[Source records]
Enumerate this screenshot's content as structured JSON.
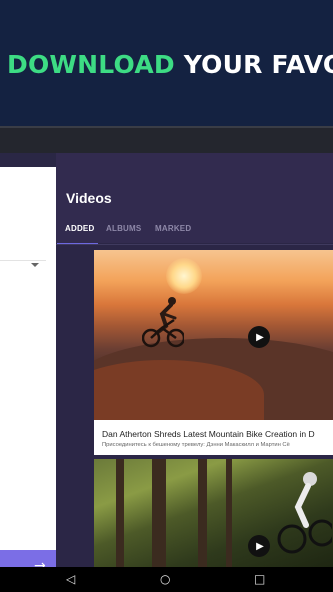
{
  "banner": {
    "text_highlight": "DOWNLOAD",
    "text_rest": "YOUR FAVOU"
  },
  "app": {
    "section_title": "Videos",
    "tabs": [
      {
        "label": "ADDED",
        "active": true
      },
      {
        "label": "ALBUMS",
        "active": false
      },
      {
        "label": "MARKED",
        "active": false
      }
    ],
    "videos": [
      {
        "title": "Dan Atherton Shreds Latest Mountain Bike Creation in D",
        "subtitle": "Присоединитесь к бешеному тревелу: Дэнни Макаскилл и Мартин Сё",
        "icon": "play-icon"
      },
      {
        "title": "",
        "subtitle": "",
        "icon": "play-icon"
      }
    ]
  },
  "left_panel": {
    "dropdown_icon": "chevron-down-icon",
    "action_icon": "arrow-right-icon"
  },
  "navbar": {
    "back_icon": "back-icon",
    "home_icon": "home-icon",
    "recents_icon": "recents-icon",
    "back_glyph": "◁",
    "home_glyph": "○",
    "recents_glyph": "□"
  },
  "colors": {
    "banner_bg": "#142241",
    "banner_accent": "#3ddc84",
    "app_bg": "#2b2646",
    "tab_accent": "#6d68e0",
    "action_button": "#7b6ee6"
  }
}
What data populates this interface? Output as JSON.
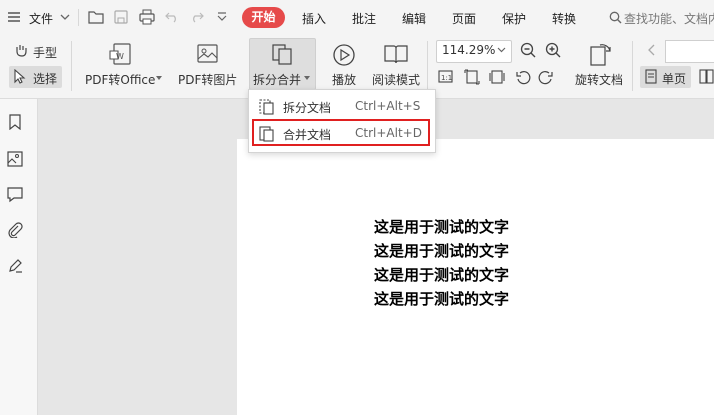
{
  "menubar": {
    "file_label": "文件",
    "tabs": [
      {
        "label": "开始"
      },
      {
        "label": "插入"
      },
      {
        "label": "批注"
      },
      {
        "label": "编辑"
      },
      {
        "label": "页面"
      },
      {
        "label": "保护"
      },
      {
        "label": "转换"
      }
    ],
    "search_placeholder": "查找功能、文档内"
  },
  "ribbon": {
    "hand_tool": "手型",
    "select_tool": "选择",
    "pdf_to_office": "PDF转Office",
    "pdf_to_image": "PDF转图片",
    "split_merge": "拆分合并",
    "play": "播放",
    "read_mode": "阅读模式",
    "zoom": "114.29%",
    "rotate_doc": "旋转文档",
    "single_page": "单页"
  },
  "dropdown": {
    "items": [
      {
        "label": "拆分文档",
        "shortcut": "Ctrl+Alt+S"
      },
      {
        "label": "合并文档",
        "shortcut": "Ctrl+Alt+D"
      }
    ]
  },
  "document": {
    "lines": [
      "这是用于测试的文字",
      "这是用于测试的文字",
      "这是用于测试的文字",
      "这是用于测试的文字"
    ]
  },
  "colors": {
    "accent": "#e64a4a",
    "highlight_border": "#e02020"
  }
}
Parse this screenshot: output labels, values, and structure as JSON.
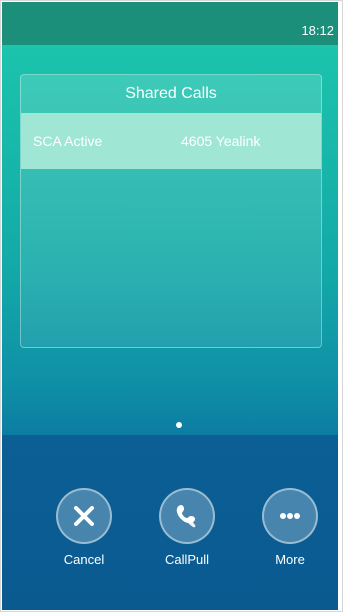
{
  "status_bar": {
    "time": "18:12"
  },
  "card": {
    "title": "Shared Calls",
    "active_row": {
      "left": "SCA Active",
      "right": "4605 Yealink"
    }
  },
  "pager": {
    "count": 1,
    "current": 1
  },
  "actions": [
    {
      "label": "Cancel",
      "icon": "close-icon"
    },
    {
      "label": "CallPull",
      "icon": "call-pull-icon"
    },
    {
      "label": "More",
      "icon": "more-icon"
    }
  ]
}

→ Short problem
Only the lines from the line bearing "Parse this screenshot: output" to the end of the listing above, both inclusive, should be extracted verbatim; the pictures are excluded.

→ Written solution
Parse this screenshot: output labels, values, and structure as JSON.
{
  "status_bar": {
    "time": "18:12"
  },
  "card": {
    "title": "Shared Calls",
    "active_row": {
      "left": "SCA Active",
      "right": "4605 Yealink"
    }
  },
  "pager": {
    "count": 1,
    "current": 1
  },
  "actions": [
    {
      "label": "Cancel",
      "icon": "close-icon"
    },
    {
      "label": "CallPull",
      "icon": "call-pull-icon"
    },
    {
      "label": "More",
      "icon": "more-icon"
    }
  ]
}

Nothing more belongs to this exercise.